## Begin Available records
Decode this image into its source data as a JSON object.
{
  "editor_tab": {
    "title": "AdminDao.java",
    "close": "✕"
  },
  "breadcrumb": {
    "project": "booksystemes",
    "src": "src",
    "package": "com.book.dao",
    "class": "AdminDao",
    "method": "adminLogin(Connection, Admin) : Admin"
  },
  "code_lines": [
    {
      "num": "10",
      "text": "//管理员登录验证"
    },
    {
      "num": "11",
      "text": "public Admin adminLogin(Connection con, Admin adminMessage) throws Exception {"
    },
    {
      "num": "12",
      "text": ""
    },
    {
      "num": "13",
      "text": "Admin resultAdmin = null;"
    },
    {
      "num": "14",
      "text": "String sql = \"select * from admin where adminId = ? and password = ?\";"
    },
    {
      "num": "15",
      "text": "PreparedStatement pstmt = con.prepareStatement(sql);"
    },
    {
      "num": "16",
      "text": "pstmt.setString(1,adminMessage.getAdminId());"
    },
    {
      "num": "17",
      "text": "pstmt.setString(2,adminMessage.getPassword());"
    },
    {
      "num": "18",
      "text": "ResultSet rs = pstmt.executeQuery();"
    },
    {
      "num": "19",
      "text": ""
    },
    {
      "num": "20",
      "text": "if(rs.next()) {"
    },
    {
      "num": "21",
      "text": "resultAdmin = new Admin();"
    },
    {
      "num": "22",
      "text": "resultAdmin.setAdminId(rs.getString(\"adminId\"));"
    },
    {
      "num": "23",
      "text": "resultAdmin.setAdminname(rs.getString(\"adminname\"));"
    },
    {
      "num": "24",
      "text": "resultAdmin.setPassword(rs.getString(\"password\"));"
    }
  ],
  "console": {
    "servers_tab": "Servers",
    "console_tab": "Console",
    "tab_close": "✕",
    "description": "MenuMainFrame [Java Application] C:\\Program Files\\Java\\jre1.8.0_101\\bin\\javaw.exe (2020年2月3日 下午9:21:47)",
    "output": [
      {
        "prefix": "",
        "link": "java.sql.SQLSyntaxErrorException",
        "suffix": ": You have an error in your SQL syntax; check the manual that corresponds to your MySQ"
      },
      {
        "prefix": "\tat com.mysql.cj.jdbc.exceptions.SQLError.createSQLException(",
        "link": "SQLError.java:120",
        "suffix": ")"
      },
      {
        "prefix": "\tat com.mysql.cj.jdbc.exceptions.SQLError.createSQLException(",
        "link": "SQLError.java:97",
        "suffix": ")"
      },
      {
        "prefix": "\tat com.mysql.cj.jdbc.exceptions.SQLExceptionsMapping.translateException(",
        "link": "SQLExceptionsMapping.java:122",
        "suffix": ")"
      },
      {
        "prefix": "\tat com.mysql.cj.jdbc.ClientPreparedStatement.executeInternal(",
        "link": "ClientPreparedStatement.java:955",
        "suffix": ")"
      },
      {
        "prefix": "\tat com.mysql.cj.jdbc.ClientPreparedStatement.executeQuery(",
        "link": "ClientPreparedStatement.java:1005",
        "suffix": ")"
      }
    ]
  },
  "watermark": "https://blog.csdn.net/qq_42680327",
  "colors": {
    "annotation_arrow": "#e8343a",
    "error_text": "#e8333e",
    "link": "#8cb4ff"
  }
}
## End Available records
• _Task to carry out_:
Retype the listing exactly, in full.

• _In response_:
Decode this image into its source data as a JSON object.
{
  "editor_tab": {
    "title": "AdminDao.java",
    "close": "✕"
  },
  "breadcrumb": {
    "project": "booksystemes",
    "src": "src",
    "package": "com.book.dao",
    "class": "AdminDao",
    "method": "adminLogin(Connection, Admin) : Admin"
  },
  "code_lines": [
    {
      "num": "10",
      "text": "//管理员登录验证"
    },
    {
      "num": "11",
      "text": "public Admin adminLogin(Connection con, Admin adminMessage) throws Exception {"
    },
    {
      "num": "12",
      "text": ""
    },
    {
      "num": "13",
      "text": "Admin resultAdmin = null;"
    },
    {
      "num": "14",
      "text": "String sql = \"select * from admin where adminId = ? and password = ?\";"
    },
    {
      "num": "15",
      "text": "PreparedStatement pstmt = con.prepareStatement(sql);"
    },
    {
      "num": "16",
      "text": "pstmt.setString(1,adminMessage.getAdminId());"
    },
    {
      "num": "17",
      "text": "pstmt.setString(2,adminMessage.getPassword());"
    },
    {
      "num": "18",
      "text": "ResultSet rs = pstmt.executeQuery();"
    },
    {
      "num": "19",
      "text": ""
    },
    {
      "num": "20",
      "text": "if(rs.next()) {"
    },
    {
      "num": "21",
      "text": "resultAdmin = new Admin();"
    },
    {
      "num": "22",
      "text": "resultAdmin.setAdminId(rs.getString(\"adminId\"));"
    },
    {
      "num": "23",
      "text": "resultAdmin.setAdminname(rs.getString(\"adminname\"));"
    },
    {
      "num": "24",
      "text": "resultAdmin.setPassword(rs.getString(\"password\"));"
    }
  ],
  "console": {
    "servers_tab": "Servers",
    "console_tab": "Console",
    "tab_close": "✕",
    "description": "MenuMainFrame [Java Application] C:\\Program Files\\Java\\jre1.8.0_101\\bin\\javaw.exe (2020年2月3日 下午9:21:47)",
    "output": [
      {
        "prefix": "",
        "link": "java.sql.SQLSyntaxErrorException",
        "suffix": ": You have an error in your SQL syntax; check the manual that corresponds to your MySQ"
      },
      {
        "prefix": "\tat com.mysql.cj.jdbc.exceptions.SQLError.createSQLException(",
        "link": "SQLError.java:120",
        "suffix": ")"
      },
      {
        "prefix": "\tat com.mysql.cj.jdbc.exceptions.SQLError.createSQLException(",
        "link": "SQLError.java:97",
        "suffix": ")"
      },
      {
        "prefix": "\tat com.mysql.cj.jdbc.exceptions.SQLExceptionsMapping.translateException(",
        "link": "SQLExceptionsMapping.java:122",
        "suffix": ")"
      },
      {
        "prefix": "\tat com.mysql.cj.jdbc.ClientPreparedStatement.executeInternal(",
        "link": "ClientPreparedStatement.java:955",
        "suffix": ")"
      },
      {
        "prefix": "\tat com.mysql.cj.jdbc.ClientPreparedStatement.executeQuery(",
        "link": "ClientPreparedStatement.java:1005",
        "suffix": ")"
      }
    ]
  },
  "watermark": "https://blog.csdn.net/qq_42680327",
  "colors": {
    "annotation_arrow": "#e8343a",
    "error_text": "#e8333e",
    "link": "#8cb4ff"
  }
}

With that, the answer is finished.